**Stated task**
Transcribe every entry word for word, but skip the images.

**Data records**
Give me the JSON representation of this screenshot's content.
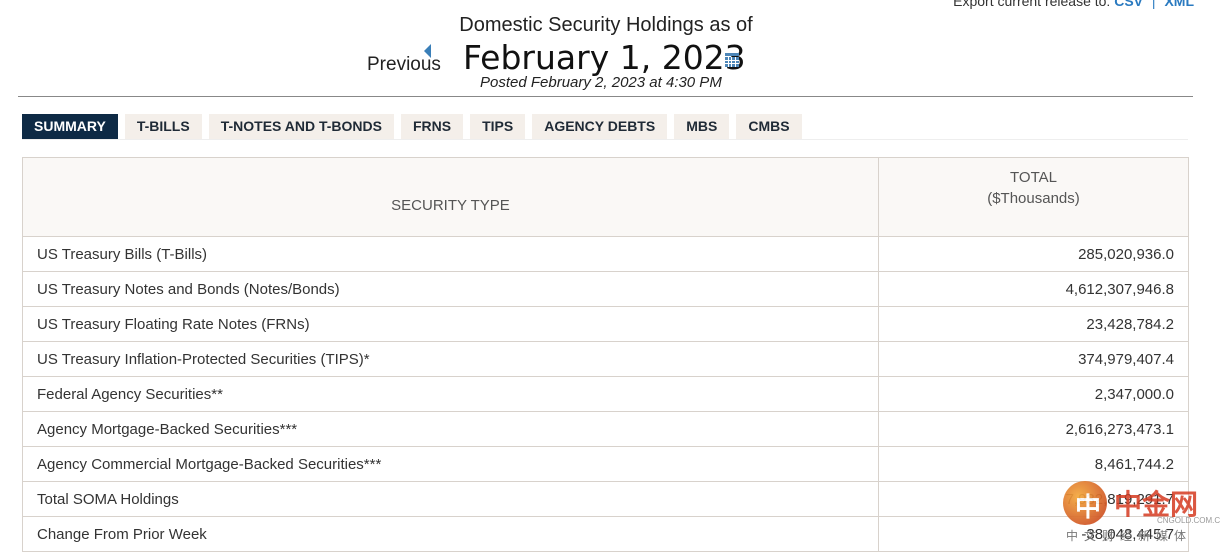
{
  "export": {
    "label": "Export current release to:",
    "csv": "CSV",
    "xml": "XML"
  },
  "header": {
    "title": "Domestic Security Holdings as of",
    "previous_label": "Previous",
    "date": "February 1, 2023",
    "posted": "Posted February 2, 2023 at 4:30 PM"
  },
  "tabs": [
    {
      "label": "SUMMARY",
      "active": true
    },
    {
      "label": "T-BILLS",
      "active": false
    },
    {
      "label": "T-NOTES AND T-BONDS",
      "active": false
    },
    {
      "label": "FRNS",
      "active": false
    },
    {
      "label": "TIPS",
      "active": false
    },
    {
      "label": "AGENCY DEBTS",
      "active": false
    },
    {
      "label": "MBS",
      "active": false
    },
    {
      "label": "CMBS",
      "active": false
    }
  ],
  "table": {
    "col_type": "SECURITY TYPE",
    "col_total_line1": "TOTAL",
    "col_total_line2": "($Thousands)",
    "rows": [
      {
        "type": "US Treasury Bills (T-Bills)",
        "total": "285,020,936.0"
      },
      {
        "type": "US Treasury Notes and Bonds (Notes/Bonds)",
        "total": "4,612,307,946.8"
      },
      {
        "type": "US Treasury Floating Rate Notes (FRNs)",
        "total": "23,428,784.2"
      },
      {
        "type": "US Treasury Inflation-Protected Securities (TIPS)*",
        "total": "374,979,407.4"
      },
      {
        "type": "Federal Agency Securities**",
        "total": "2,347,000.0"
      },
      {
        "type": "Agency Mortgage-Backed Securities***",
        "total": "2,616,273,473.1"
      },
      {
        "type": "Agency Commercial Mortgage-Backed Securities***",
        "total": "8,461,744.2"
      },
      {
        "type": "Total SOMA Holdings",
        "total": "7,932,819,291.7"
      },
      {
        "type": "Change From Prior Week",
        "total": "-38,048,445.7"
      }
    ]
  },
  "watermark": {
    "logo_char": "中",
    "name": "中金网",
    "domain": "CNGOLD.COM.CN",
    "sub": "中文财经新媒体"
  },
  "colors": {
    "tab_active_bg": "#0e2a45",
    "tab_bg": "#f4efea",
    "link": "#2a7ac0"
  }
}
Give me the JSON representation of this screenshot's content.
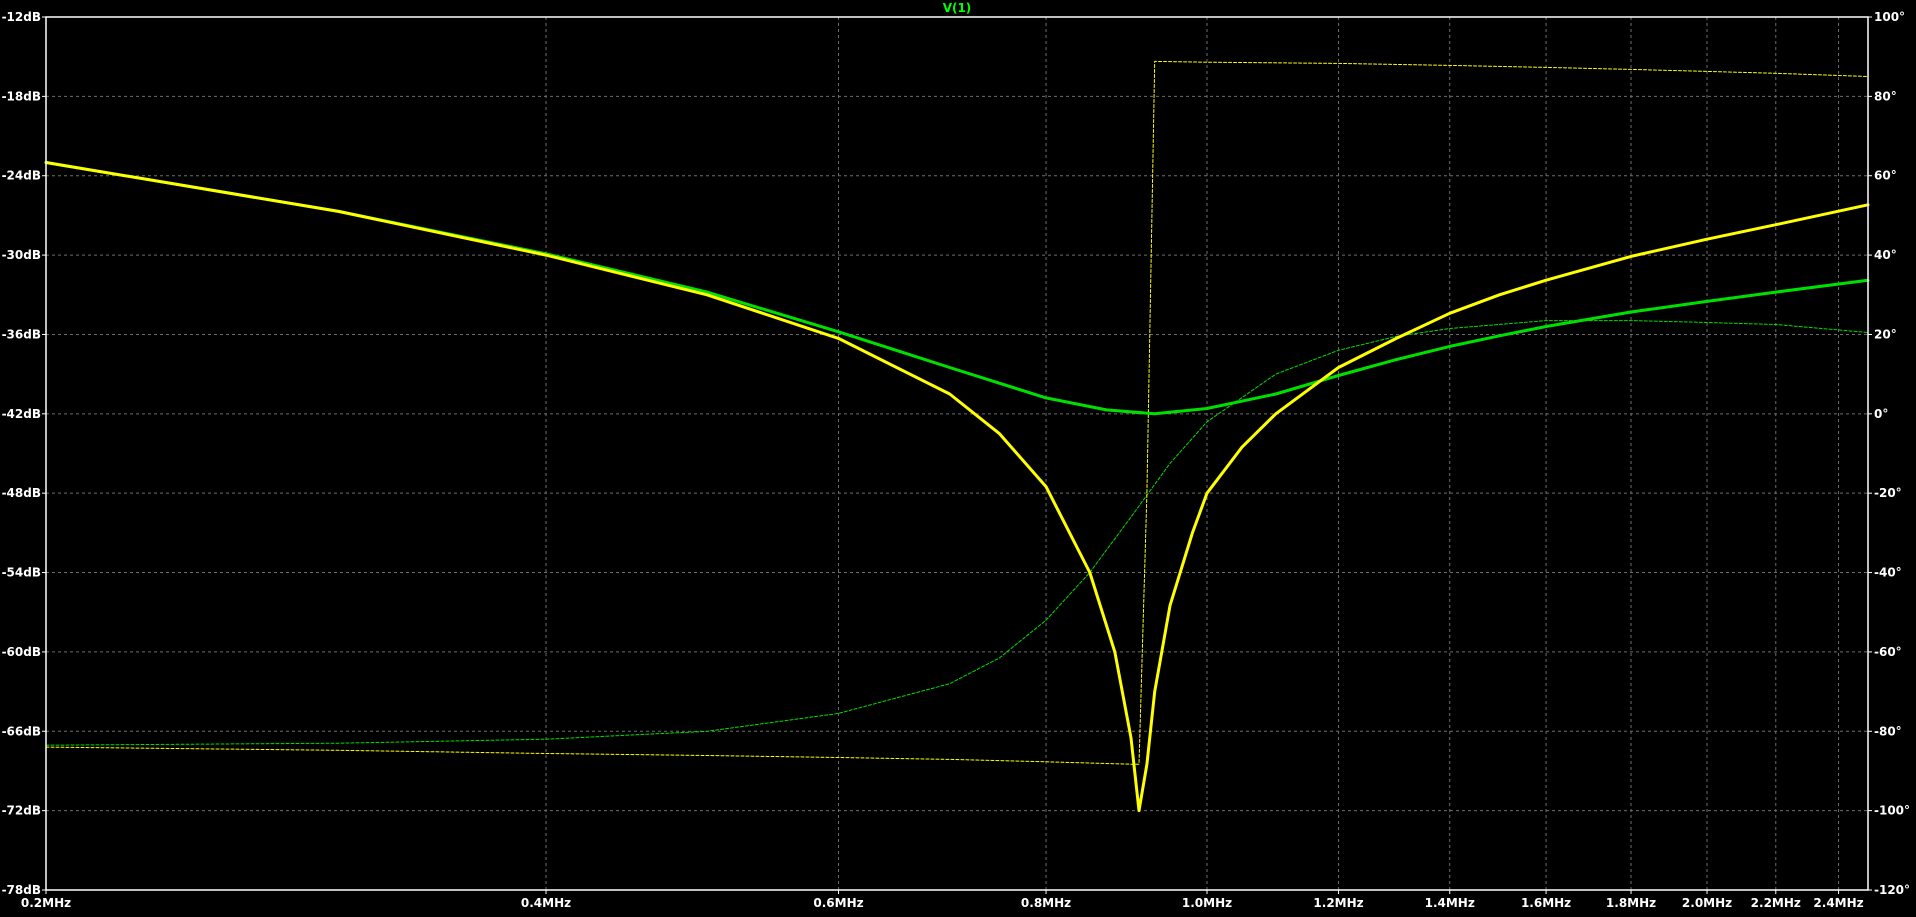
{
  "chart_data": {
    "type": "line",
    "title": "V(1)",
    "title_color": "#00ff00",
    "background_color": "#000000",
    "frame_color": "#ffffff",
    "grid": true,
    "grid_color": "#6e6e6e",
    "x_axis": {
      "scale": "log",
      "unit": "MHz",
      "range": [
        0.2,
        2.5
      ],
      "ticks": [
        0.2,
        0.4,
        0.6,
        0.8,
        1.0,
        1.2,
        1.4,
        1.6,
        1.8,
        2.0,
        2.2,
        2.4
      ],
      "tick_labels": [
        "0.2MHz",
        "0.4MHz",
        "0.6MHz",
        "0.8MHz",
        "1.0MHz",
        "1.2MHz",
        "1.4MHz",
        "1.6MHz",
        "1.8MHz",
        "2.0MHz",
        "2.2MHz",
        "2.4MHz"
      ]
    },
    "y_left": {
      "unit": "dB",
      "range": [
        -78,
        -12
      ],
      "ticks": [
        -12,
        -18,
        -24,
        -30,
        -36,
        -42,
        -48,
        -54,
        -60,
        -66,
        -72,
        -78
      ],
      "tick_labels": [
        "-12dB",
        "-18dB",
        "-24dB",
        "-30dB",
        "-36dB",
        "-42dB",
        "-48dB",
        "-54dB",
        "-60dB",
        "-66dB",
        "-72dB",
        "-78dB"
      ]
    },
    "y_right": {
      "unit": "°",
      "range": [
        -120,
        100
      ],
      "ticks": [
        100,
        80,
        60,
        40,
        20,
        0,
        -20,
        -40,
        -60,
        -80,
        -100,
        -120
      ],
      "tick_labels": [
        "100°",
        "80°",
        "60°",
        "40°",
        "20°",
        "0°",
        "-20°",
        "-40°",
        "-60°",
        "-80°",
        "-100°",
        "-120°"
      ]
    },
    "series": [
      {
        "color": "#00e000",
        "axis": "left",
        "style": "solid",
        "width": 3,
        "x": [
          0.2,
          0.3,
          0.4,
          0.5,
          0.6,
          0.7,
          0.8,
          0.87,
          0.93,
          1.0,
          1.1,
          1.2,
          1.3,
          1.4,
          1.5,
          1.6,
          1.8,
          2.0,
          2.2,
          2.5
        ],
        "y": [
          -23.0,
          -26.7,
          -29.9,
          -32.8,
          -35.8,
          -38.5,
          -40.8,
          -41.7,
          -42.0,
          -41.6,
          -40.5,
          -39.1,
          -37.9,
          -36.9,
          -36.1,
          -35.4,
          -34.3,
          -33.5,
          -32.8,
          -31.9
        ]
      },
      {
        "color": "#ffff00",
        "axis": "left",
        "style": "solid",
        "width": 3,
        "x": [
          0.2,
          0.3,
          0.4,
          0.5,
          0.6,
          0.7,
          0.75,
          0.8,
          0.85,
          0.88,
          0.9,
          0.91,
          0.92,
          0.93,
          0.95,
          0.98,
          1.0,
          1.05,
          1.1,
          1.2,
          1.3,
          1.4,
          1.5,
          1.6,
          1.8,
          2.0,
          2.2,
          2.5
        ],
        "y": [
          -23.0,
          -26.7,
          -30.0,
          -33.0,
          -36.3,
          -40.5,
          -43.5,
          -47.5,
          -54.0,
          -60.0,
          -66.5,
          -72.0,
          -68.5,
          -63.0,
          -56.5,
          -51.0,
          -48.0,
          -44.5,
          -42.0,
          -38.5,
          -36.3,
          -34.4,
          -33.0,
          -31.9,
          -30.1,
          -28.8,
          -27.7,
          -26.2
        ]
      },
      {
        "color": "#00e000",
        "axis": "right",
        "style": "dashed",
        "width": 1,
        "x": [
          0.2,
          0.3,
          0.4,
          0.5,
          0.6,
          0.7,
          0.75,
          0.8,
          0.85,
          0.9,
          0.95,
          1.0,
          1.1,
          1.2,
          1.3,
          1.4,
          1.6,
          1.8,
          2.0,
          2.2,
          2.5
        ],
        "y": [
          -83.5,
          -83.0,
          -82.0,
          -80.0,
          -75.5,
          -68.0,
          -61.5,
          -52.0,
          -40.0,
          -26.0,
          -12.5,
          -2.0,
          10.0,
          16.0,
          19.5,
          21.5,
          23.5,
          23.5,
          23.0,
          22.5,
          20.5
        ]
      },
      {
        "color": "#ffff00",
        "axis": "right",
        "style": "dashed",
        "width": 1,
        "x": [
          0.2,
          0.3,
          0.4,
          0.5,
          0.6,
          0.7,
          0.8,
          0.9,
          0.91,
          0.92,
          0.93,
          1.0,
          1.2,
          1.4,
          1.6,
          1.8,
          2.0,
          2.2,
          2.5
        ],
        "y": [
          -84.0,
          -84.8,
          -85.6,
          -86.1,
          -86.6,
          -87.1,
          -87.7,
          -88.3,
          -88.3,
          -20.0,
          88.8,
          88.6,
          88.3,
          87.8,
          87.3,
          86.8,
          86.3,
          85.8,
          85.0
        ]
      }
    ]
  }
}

**Complete output**
Give me the JSON representation of this screenshot's content.
{
  "export": {
    "label": "Export current release to:",
    "csv": "CSV",
    "xml": "XML"
  },
  "header": {
    "title": "Domestic Security Holdings as of",
    "previous_label": "Previous",
    "date": "February 1, 2023",
    "posted": "Posted February 2, 2023 at 4:30 PM"
  },
  "tabs": [
    {
      "label": "SUMMARY",
      "active": true
    },
    {
      "label": "T-BILLS",
      "active": false
    },
    {
      "label": "T-NOTES AND T-BONDS",
      "active": false
    },
    {
      "label": "FRNS",
      "active": false
    },
    {
      "label": "TIPS",
      "active": false
    },
    {
      "label": "AGENCY DEBTS",
      "active": false
    },
    {
      "label": "MBS",
      "active": false
    },
    {
      "label": "CMBS",
      "active": false
    }
  ],
  "table": {
    "col_type": "SECURITY TYPE",
    "col_total_line1": "TOTAL",
    "col_total_line2": "($Thousands)",
    "rows": [
      {
        "type": "US Treasury Bills (T-Bills)",
        "total": "285,020,936.0"
      },
      {
        "type": "US Treasury Notes and Bonds (Notes/Bonds)",
        "total": "4,612,307,946.8"
      },
      {
        "type": "US Treasury Floating Rate Notes (FRNs)",
        "total": "23,428,784.2"
      },
      {
        "type": "US Treasury Inflation-Protected Securities (TIPS)*",
        "total": "374,979,407.4"
      },
      {
        "type": "Federal Agency Securities**",
        "total": "2,347,000.0"
      },
      {
        "type": "Agency Mortgage-Backed Securities***",
        "total": "2,616,273,473.1"
      },
      {
        "type": "Agency Commercial Mortgage-Backed Securities***",
        "total": "8,461,744.2"
      },
      {
        "type": "Total SOMA Holdings",
        "total": "7,932,819,291.7"
      },
      {
        "type": "Change From Prior Week",
        "total": "-38,048,445.7"
      }
    ]
  },
  "watermark": {
    "logo_char": "中",
    "name": "中金网",
    "domain": "CNGOLD.COM.CN",
    "sub": "中文财经新媒体"
  },
  "colors": {
    "tab_active_bg": "#0e2a45",
    "tab_bg": "#f4efea",
    "link": "#2a7ac0"
  }
}
Give me the JSON representation of this screenshot's content.
{
  "chart_data": {
    "type": "line",
    "title": "V(1)",
    "title_color": "#00ff00",
    "background_color": "#000000",
    "frame_color": "#ffffff",
    "grid": true,
    "grid_color": "#6e6e6e",
    "x_axis": {
      "scale": "log",
      "unit": "MHz",
      "range": [
        0.2,
        2.5
      ],
      "ticks": [
        0.2,
        0.4,
        0.6,
        0.8,
        1.0,
        1.2,
        1.4,
        1.6,
        1.8,
        2.0,
        2.2,
        2.4
      ],
      "tick_labels": [
        "0.2MHz",
        "0.4MHz",
        "0.6MHz",
        "0.8MHz",
        "1.0MHz",
        "1.2MHz",
        "1.4MHz",
        "1.6MHz",
        "1.8MHz",
        "2.0MHz",
        "2.2MHz",
        "2.4MHz"
      ]
    },
    "y_left": {
      "unit": "dB",
      "range": [
        -78,
        -12
      ],
      "ticks": [
        -12,
        -18,
        -24,
        -30,
        -36,
        -42,
        -48,
        -54,
        -60,
        -66,
        -72,
        -78
      ],
      "tick_labels": [
        "-12dB",
        "-18dB",
        "-24dB",
        "-30dB",
        "-36dB",
        "-42dB",
        "-48dB",
        "-54dB",
        "-60dB",
        "-66dB",
        "-72dB",
        "-78dB"
      ]
    },
    "y_right": {
      "unit": "°",
      "range": [
        -120,
        100
      ],
      "ticks": [
        100,
        80,
        60,
        40,
        20,
        0,
        -20,
        -40,
        -60,
        -80,
        -100,
        -120
      ],
      "tick_labels": [
        "100°",
        "80°",
        "60°",
        "40°",
        "20°",
        "0°",
        "-20°",
        "-40°",
        "-60°",
        "-80°",
        "-100°",
        "-120°"
      ]
    },
    "series": [
      {
        "color": "#00e000",
        "axis": "left",
        "style": "solid",
        "width": 3,
        "x": [
          0.2,
          0.3,
          0.4,
          0.5,
          0.6,
          0.7,
          0.8,
          0.87,
          0.93,
          1.0,
          1.1,
          1.2,
          1.3,
          1.4,
          1.5,
          1.6,
          1.8,
          2.0,
          2.2,
          2.5
        ],
        "y": [
          -23.0,
          -26.7,
          -29.9,
          -32.8,
          -35.8,
          -38.5,
          -40.8,
          -41.7,
          -42.0,
          -41.6,
          -40.5,
          -39.1,
          -37.9,
          -36.9,
          -36.1,
          -35.4,
          -34.3,
          -33.5,
          -32.8,
          -31.9
        ]
      },
      {
        "color": "#ffff00",
        "axis": "left",
        "style": "solid",
        "width": 3,
        "x": [
          0.2,
          0.3,
          0.4,
          0.5,
          0.6,
          0.7,
          0.75,
          0.8,
          0.85,
          0.88,
          0.9,
          0.91,
          0.92,
          0.93,
          0.95,
          0.98,
          1.0,
          1.05,
          1.1,
          1.2,
          1.3,
          1.4,
          1.5,
          1.6,
          1.8,
          2.0,
          2.2,
          2.5
        ],
        "y": [
          -23.0,
          -26.7,
          -30.0,
          -33.0,
          -36.3,
          -40.5,
          -43.5,
          -47.5,
          -54.0,
          -60.0,
          -66.5,
          -72.0,
          -68.5,
          -63.0,
          -56.5,
          -51.0,
          -48.0,
          -44.5,
          -42.0,
          -38.5,
          -36.3,
          -34.4,
          -33.0,
          -31.9,
          -30.1,
          -28.8,
          -27.7,
          -26.2
        ]
      },
      {
        "color": "#00e000",
        "axis": "right",
        "style": "dashed",
        "width": 1,
        "x": [
          0.2,
          0.3,
          0.4,
          0.5,
          0.6,
          0.7,
          0.75,
          0.8,
          0.85,
          0.9,
          0.95,
          1.0,
          1.1,
          1.2,
          1.3,
          1.4,
          1.6,
          1.8,
          2.0,
          2.2,
          2.5
        ],
        "y": [
          -83.5,
          -83.0,
          -82.0,
          -80.0,
          -75.5,
          -68.0,
          -61.5,
          -52.0,
          -40.0,
          -26.0,
          -12.5,
          -2.0,
          10.0,
          16.0,
          19.5,
          21.5,
          23.5,
          23.5,
          23.0,
          22.5,
          20.5
        ]
      },
      {
        "color": "#ffff00",
        "axis": "right",
        "style": "dashed",
        "width": 1,
        "x": [
          0.2,
          0.3,
          0.4,
          0.5,
          0.6,
          0.7,
          0.8,
          0.9,
          0.91,
          0.92,
          0.93,
          1.0,
          1.2,
          1.4,
          1.6,
          1.8,
          2.0,
          2.2,
          2.5
        ],
        "y": [
          -84.0,
          -84.8,
          -85.6,
          -86.1,
          -86.6,
          -87.1,
          -87.7,
          -88.3,
          -88.3,
          -20.0,
          88.8,
          88.6,
          88.3,
          87.8,
          87.3,
          86.8,
          86.3,
          85.8,
          85.0
        ]
      }
    ]
  }
}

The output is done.